[Records of document pages and text]
== == ==

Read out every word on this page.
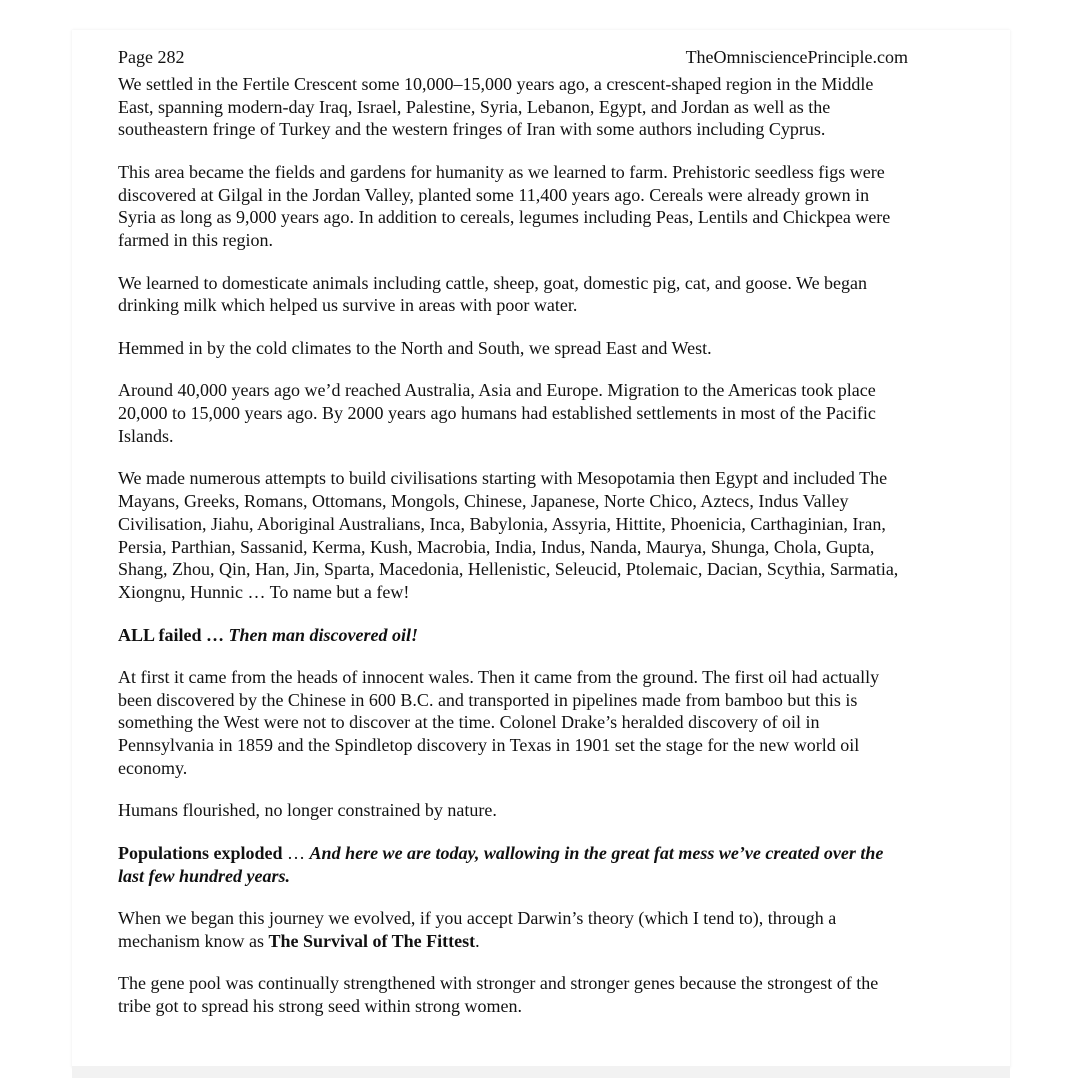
Page 282	TheOmnisciencePrinciple.com

We settled in the Fertile Crescent some 10,000–15,000 years ago, a crescent-shaped region in the Middle East, spanning modern-day Iraq, Israel, Palestine, Syria, Lebanon, Egypt, and Jordan as well as the southeastern fringe of Turkey and the western fringes of Iran with some authors including Cyprus.

This area became the fields and gardens for humanity as we learned to farm. Prehistoric seedless figs were discovered at Gilgal in the Jordan Valley, planted some 11,400 years ago. Cereals were already grown in Syria as long as 9,000 years ago. In addition to cereals, legumes including Peas, Lentils and Chickpea were farmed in this region.

We learned to domesticate animals including cattle, sheep, goat, domestic pig, cat, and goose. We began drinking milk which helped us survive in areas with poor water.

Hemmed in by the cold climates to the North and South, we spread East and West.

Around 40,000 years ago we’d reached Australia, Asia and Europe. Migration to the Americas took place 20,000 to 15,000 years ago. By 2000 years ago humans had established settlements in most of the Pacific Islands.

We made numerous attempts to build civilisations starting with Mesopotamia then Egypt and included The Mayans, Greeks, Romans, Ottomans, Mongols, Chinese, Japanese, Norte Chico, Aztecs, Indus Valley Civilisation, Jiahu, Aboriginal Australians, Inca, Babylonia, Assyria, Hittite, Phoenicia, Carthaginian, Iran, Persia, Parthian, Sassanid, Kerma, Kush, Macrobia, India, Indus, Nanda, Maurya, Shunga, Chola, Gupta, Shang, Zhou, Qin, Han, Jin, Sparta, Macedonia, Hellenistic, Seleucid, Ptolemaic, Dacian, Scythia, Sarmatia, Xiongnu, Hunnic … To name but a few!

ALL failed … Then man discovered oil!

At first it came from the heads of innocent wales. Then it came from the ground. The first oil had actually been discovered by the Chinese in 600 B.C. and transported in pipelines made from bamboo but this is something the West were not to discover at the time. Colonel Drake’s heralded discovery of oil in Pennsylvania in 1859 and the Spindletop discovery in Texas in 1901 set the stage for the new world oil economy.

Humans flourished, no longer constrained by nature.

Populations exploded … And here we are today, wallowing in the great fat mess we’ve created over the last few hundred years.

When we began this journey we evolved, if you accept Darwin’s theory (which I tend to), through a mechanism know as The Survival of The Fittest.

The gene pool was continually strengthened with stronger and stronger genes because the strongest of the tribe got to spread his strong seed within strong women.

== == ==

What you have to do. Considering the records above, count the lines where the string "spread" occurs and return that number alone.

Result for this exercise. 2